§ Extracted data entries:
-- BEGIN --

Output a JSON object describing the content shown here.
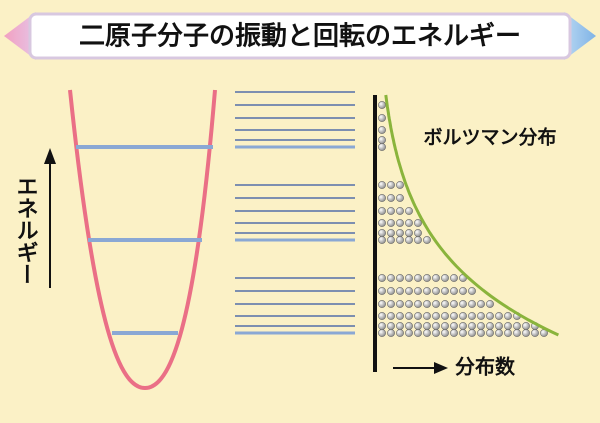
{
  "header": {
    "title": "二原子分子の振動と回転のエネルギー"
  },
  "axis": {
    "energy_label": "エネルギー",
    "population_label": "分布数"
  },
  "legend": {
    "distribution_label": "ボルツマン分布"
  }
}
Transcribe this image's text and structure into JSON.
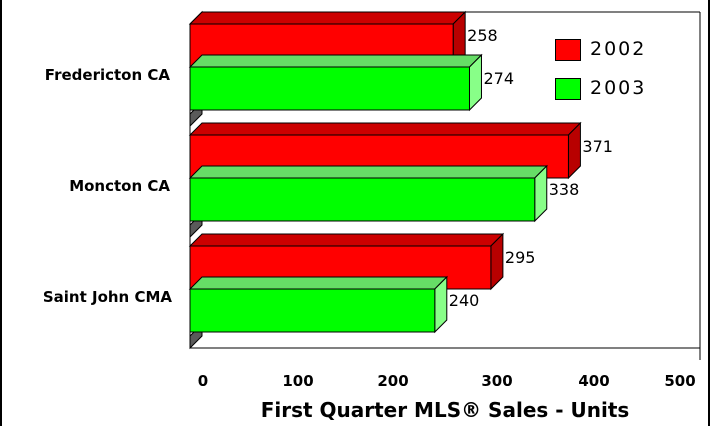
{
  "chart_data": {
    "type": "bar",
    "orientation": "horizontal",
    "categories": [
      "Fredericton CA",
      "Moncton CA",
      "Saint John CMA"
    ],
    "series": [
      {
        "name": "2002",
        "values": [
          258,
          371,
          295
        ]
      },
      {
        "name": "2003",
        "values": [
          274,
          338,
          240
        ]
      }
    ],
    "xlabel": "First Quarter MLS® Sales - Units",
    "xlim": [
      0,
      500
    ],
    "x_ticks": [
      "0",
      "100",
      "200",
      "300",
      "400",
      "500"
    ],
    "legend_position": "top-right",
    "grid": false,
    "colors": {
      "2002": "#ff0000",
      "2003": "#00ff00"
    }
  }
}
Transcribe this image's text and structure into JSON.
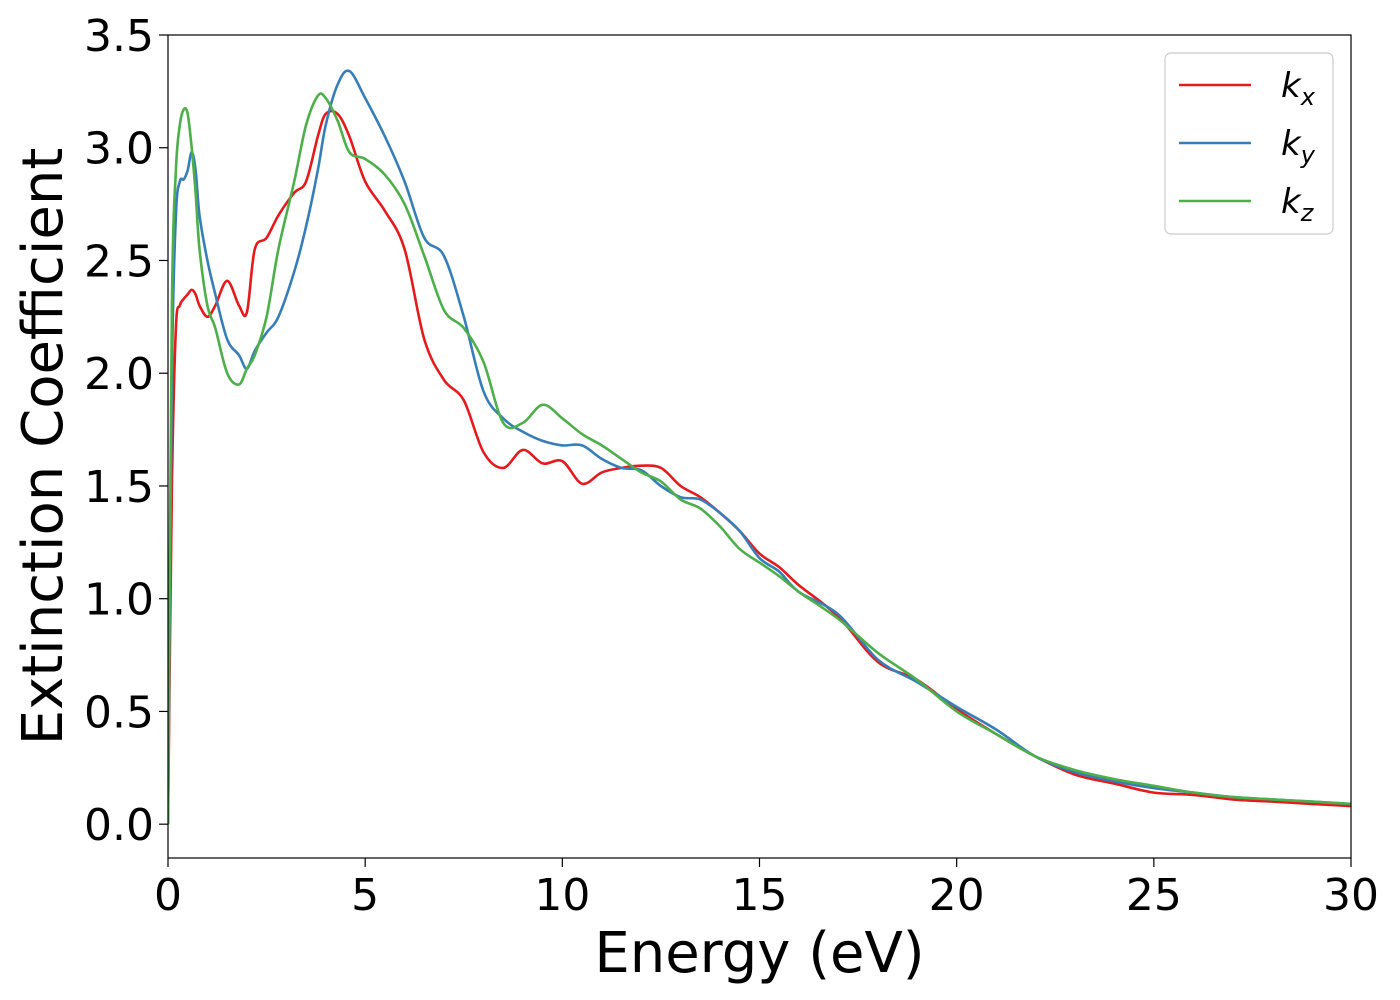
{
  "chart_data": {
    "type": "line",
    "title": "",
    "xlabel": "Energy (eV)",
    "ylabel": "Extinction Coefficient",
    "xlim": [
      0,
      30
    ],
    "ylim": [
      -0.15,
      3.5
    ],
    "xticks": [
      0,
      5,
      10,
      15,
      20,
      25,
      30
    ],
    "xtick_labels": [
      "0",
      "5",
      "10",
      "15",
      "20",
      "25",
      "30"
    ],
    "yticks": [
      0.0,
      0.5,
      1.0,
      1.5,
      2.0,
      2.5,
      3.0,
      3.5
    ],
    "ytick_labels": [
      "0.0",
      "0.5",
      "1.0",
      "1.5",
      "2.0",
      "2.5",
      "3.0",
      "3.5"
    ],
    "grid": false,
    "legend_position": "top-right",
    "series": [
      {
        "name": "k_x",
        "label_main": "k",
        "label_sub": "x",
        "color": "#e41a1c",
        "x": [
          0,
          0.1,
          0.2,
          0.3,
          0.4,
          0.5,
          0.6,
          0.7,
          0.8,
          1.0,
          1.2,
          1.5,
          1.8,
          2.0,
          2.2,
          2.5,
          2.8,
          3.2,
          3.5,
          3.8,
          4.0,
          4.3,
          4.6,
          5.0,
          5.5,
          6.0,
          6.5,
          7.0,
          7.5,
          8.0,
          8.5,
          9.0,
          9.5,
          10.0,
          10.5,
          11.0,
          11.5,
          12.0,
          12.5,
          13.0,
          13.5,
          14.0,
          14.5,
          15.0,
          15.5,
          16.0,
          17.0,
          18.0,
          19.0,
          20.0,
          21.0,
          22.0,
          23.0,
          24.0,
          25.0,
          26.0,
          27.0,
          28.0,
          29.0,
          30.0
        ],
        "y": [
          0.0,
          1.5,
          2.2,
          2.3,
          2.33,
          2.35,
          2.37,
          2.35,
          2.3,
          2.25,
          2.3,
          2.41,
          2.3,
          2.27,
          2.55,
          2.6,
          2.7,
          2.8,
          2.85,
          3.05,
          3.15,
          3.15,
          3.05,
          2.85,
          2.72,
          2.55,
          2.15,
          1.97,
          1.88,
          1.65,
          1.58,
          1.66,
          1.6,
          1.61,
          1.51,
          1.56,
          1.58,
          1.59,
          1.58,
          1.5,
          1.45,
          1.38,
          1.3,
          1.2,
          1.14,
          1.06,
          0.92,
          0.72,
          0.64,
          0.51,
          0.4,
          0.3,
          0.22,
          0.18,
          0.14,
          0.13,
          0.11,
          0.1,
          0.09,
          0.08
        ]
      },
      {
        "name": "k_y",
        "label_main": "k",
        "label_sub": "y",
        "color": "#377eb8",
        "x": [
          0,
          0.1,
          0.2,
          0.3,
          0.4,
          0.5,
          0.6,
          0.7,
          0.8,
          1.0,
          1.2,
          1.5,
          1.8,
          2.0,
          2.2,
          2.5,
          2.8,
          3.2,
          3.5,
          3.8,
          4.0,
          4.3,
          4.6,
          5.0,
          5.5,
          6.0,
          6.5,
          7.0,
          7.5,
          8.0,
          8.5,
          9.0,
          9.5,
          10.0,
          10.5,
          11.0,
          11.5,
          12.0,
          12.5,
          13.0,
          13.5,
          14.0,
          14.5,
          15.0,
          15.5,
          16.0,
          17.0,
          18.0,
          19.0,
          20.0,
          21.0,
          22.0,
          23.0,
          24.0,
          25.0,
          26.0,
          27.0,
          28.0,
          29.0,
          30.0
        ],
        "y": [
          0.0,
          2.0,
          2.7,
          2.85,
          2.86,
          2.9,
          2.98,
          2.9,
          2.7,
          2.5,
          2.35,
          2.15,
          2.08,
          2.02,
          2.1,
          2.18,
          2.25,
          2.45,
          2.65,
          2.9,
          3.1,
          3.28,
          3.34,
          3.22,
          3.05,
          2.85,
          2.6,
          2.52,
          2.25,
          1.92,
          1.8,
          1.74,
          1.7,
          1.68,
          1.68,
          1.62,
          1.58,
          1.57,
          1.5,
          1.45,
          1.44,
          1.38,
          1.3,
          1.18,
          1.12,
          1.03,
          0.93,
          0.73,
          0.63,
          0.52,
          0.42,
          0.3,
          0.23,
          0.19,
          0.16,
          0.14,
          0.12,
          0.11,
          0.1,
          0.09
        ]
      },
      {
        "name": "k_z",
        "label_main": "k",
        "label_sub": "z",
        "color": "#4daf4a",
        "x": [
          0,
          0.1,
          0.2,
          0.3,
          0.4,
          0.5,
          0.6,
          0.7,
          0.8,
          1.0,
          1.2,
          1.5,
          1.8,
          2.0,
          2.2,
          2.5,
          2.8,
          3.2,
          3.5,
          3.8,
          4.0,
          4.3,
          4.6,
          5.0,
          5.5,
          6.0,
          6.5,
          7.0,
          7.5,
          8.0,
          8.5,
          9.0,
          9.5,
          10.0,
          10.5,
          11.0,
          11.5,
          12.0,
          12.5,
          13.0,
          13.5,
          14.0,
          14.5,
          15.0,
          15.5,
          16.0,
          17.0,
          18.0,
          19.0,
          20.0,
          21.0,
          22.0,
          23.0,
          24.0,
          25.0,
          26.0,
          27.0,
          28.0,
          29.0,
          30.0
        ],
        "y": [
          0.0,
          2.3,
          2.9,
          3.1,
          3.17,
          3.15,
          3.0,
          2.8,
          2.55,
          2.3,
          2.2,
          2.0,
          1.95,
          2.02,
          2.08,
          2.25,
          2.55,
          2.85,
          3.1,
          3.23,
          3.22,
          3.12,
          2.98,
          2.95,
          2.88,
          2.75,
          2.52,
          2.28,
          2.2,
          2.05,
          1.78,
          1.78,
          1.86,
          1.8,
          1.73,
          1.68,
          1.62,
          1.56,
          1.52,
          1.44,
          1.4,
          1.32,
          1.22,
          1.16,
          1.1,
          1.03,
          0.91,
          0.76,
          0.64,
          0.5,
          0.4,
          0.3,
          0.24,
          0.2,
          0.17,
          0.14,
          0.12,
          0.11,
          0.1,
          0.09
        ]
      }
    ]
  }
}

-- END --

§ TASK DIRECTIONS: Set down every record once more, word for word, without pictures.

§ EXERCISE ANSWER:
Output a JSON object describing the content shown here.
{
  "header": {
    "title": "二原子分子の振動と回転のエネルギー"
  },
  "axis": {
    "energy_label": "エネルギー",
    "population_label": "分布数"
  },
  "legend": {
    "distribution_label": "ボルツマン分布"
  }
}
Transcribe this image's text and structure into JSON.
{
  "chart_data": {
    "type": "bar",
    "orientation": "horizontal",
    "categories": [
      "Fredericton CA",
      "Moncton CA",
      "Saint John CMA"
    ],
    "series": [
      {
        "name": "2002",
        "values": [
          258,
          371,
          295
        ]
      },
      {
        "name": "2003",
        "values": [
          274,
          338,
          240
        ]
      }
    ],
    "xlabel": "First Quarter MLS® Sales - Units",
    "xlim": [
      0,
      500
    ],
    "x_ticks": [
      "0",
      "100",
      "200",
      "300",
      "400",
      "500"
    ],
    "legend_position": "top-right",
    "grid": false,
    "colors": {
      "2002": "#ff0000",
      "2003": "#00ff00"
    }
  }
}
Transcribe this image's text and structure into JSON.
{
  "chart_data": {
    "type": "line",
    "title": "",
    "xlabel": "Energy (eV)",
    "ylabel": "Extinction Coefficient",
    "xlim": [
      0,
      30
    ],
    "ylim": [
      -0.15,
      3.5
    ],
    "xticks": [
      0,
      5,
      10,
      15,
      20,
      25,
      30
    ],
    "xtick_labels": [
      "0",
      "5",
      "10",
      "15",
      "20",
      "25",
      "30"
    ],
    "yticks": [
      0.0,
      0.5,
      1.0,
      1.5,
      2.0,
      2.5,
      3.0,
      3.5
    ],
    "ytick_labels": [
      "0.0",
      "0.5",
      "1.0",
      "1.5",
      "2.0",
      "2.5",
      "3.0",
      "3.5"
    ],
    "grid": false,
    "legend_position": "top-right",
    "series": [
      {
        "name": "k_x",
        "label_main": "k",
        "label_sub": "x",
        "color": "#e41a1c",
        "x": [
          0,
          0.1,
          0.2,
          0.3,
          0.4,
          0.5,
          0.6,
          0.7,
          0.8,
          1.0,
          1.2,
          1.5,
          1.8,
          2.0,
          2.2,
          2.5,
          2.8,
          3.2,
          3.5,
          3.8,
          4.0,
          4.3,
          4.6,
          5.0,
          5.5,
          6.0,
          6.5,
          7.0,
          7.5,
          8.0,
          8.5,
          9.0,
          9.5,
          10.0,
          10.5,
          11.0,
          11.5,
          12.0,
          12.5,
          13.0,
          13.5,
          14.0,
          14.5,
          15.0,
          15.5,
          16.0,
          17.0,
          18.0,
          19.0,
          20.0,
          21.0,
          22.0,
          23.0,
          24.0,
          25.0,
          26.0,
          27.0,
          28.0,
          29.0,
          30.0
        ],
        "y": [
          0.0,
          1.5,
          2.2,
          2.3,
          2.33,
          2.35,
          2.37,
          2.35,
          2.3,
          2.25,
          2.3,
          2.41,
          2.3,
          2.27,
          2.55,
          2.6,
          2.7,
          2.8,
          2.85,
          3.05,
          3.15,
          3.15,
          3.05,
          2.85,
          2.72,
          2.55,
          2.15,
          1.97,
          1.88,
          1.65,
          1.58,
          1.66,
          1.6,
          1.61,
          1.51,
          1.56,
          1.58,
          1.59,
          1.58,
          1.5,
          1.45,
          1.38,
          1.3,
          1.2,
          1.14,
          1.06,
          0.92,
          0.72,
          0.64,
          0.51,
          0.4,
          0.3,
          0.22,
          0.18,
          0.14,
          0.13,
          0.11,
          0.1,
          0.09,
          0.08
        ]
      },
      {
        "name": "k_y",
        "label_main": "k",
        "label_sub": "y",
        "color": "#377eb8",
        "x": [
          0,
          0.1,
          0.2,
          0.3,
          0.4,
          0.5,
          0.6,
          0.7,
          0.8,
          1.0,
          1.2,
          1.5,
          1.8,
          2.0,
          2.2,
          2.5,
          2.8,
          3.2,
          3.5,
          3.8,
          4.0,
          4.3,
          4.6,
          5.0,
          5.5,
          6.0,
          6.5,
          7.0,
          7.5,
          8.0,
          8.5,
          9.0,
          9.5,
          10.0,
          10.5,
          11.0,
          11.5,
          12.0,
          12.5,
          13.0,
          13.5,
          14.0,
          14.5,
          15.0,
          15.5,
          16.0,
          17.0,
          18.0,
          19.0,
          20.0,
          21.0,
          22.0,
          23.0,
          24.0,
          25.0,
          26.0,
          27.0,
          28.0,
          29.0,
          30.0
        ],
        "y": [
          0.0,
          2.0,
          2.7,
          2.85,
          2.86,
          2.9,
          2.98,
          2.9,
          2.7,
          2.5,
          2.35,
          2.15,
          2.08,
          2.02,
          2.1,
          2.18,
          2.25,
          2.45,
          2.65,
          2.9,
          3.1,
          3.28,
          3.34,
          3.22,
          3.05,
          2.85,
          2.6,
          2.52,
          2.25,
          1.92,
          1.8,
          1.74,
          1.7,
          1.68,
          1.68,
          1.62,
          1.58,
          1.57,
          1.5,
          1.45,
          1.44,
          1.38,
          1.3,
          1.18,
          1.12,
          1.03,
          0.93,
          0.73,
          0.63,
          0.52,
          0.42,
          0.3,
          0.23,
          0.19,
          0.16,
          0.14,
          0.12,
          0.11,
          0.1,
          0.09
        ]
      },
      {
        "name": "k_z",
        "label_main": "k",
        "label_sub": "z",
        "color": "#4daf4a",
        "x": [
          0,
          0.1,
          0.2,
          0.3,
          0.4,
          0.5,
          0.6,
          0.7,
          0.8,
          1.0,
          1.2,
          1.5,
          1.8,
          2.0,
          2.2,
          2.5,
          2.8,
          3.2,
          3.5,
          3.8,
          4.0,
          4.3,
          4.6,
          5.0,
          5.5,
          6.0,
          6.5,
          7.0,
          7.5,
          8.0,
          8.5,
          9.0,
          9.5,
          10.0,
          10.5,
          11.0,
          11.5,
          12.0,
          12.5,
          13.0,
          13.5,
          14.0,
          14.5,
          15.0,
          15.5,
          16.0,
          17.0,
          18.0,
          19.0,
          20.0,
          21.0,
          22.0,
          23.0,
          24.0,
          25.0,
          26.0,
          27.0,
          28.0,
          29.0,
          30.0
        ],
        "y": [
          0.0,
          2.3,
          2.9,
          3.1,
          3.17,
          3.15,
          3.0,
          2.8,
          2.55,
          2.3,
          2.2,
          2.0,
          1.95,
          2.02,
          2.08,
          2.25,
          2.55,
          2.85,
          3.1,
          3.23,
          3.22,
          3.12,
          2.98,
          2.95,
          2.88,
          2.75,
          2.52,
          2.28,
          2.2,
          2.05,
          1.78,
          1.78,
          1.86,
          1.8,
          1.73,
          1.68,
          1.62,
          1.56,
          1.52,
          1.44,
          1.4,
          1.32,
          1.22,
          1.16,
          1.1,
          1.03,
          0.91,
          0.76,
          0.64,
          0.5,
          0.4,
          0.3,
          0.24,
          0.2,
          0.17,
          0.14,
          0.12,
          0.11,
          0.1,
          0.09
        ]
      }
    ]
  }
}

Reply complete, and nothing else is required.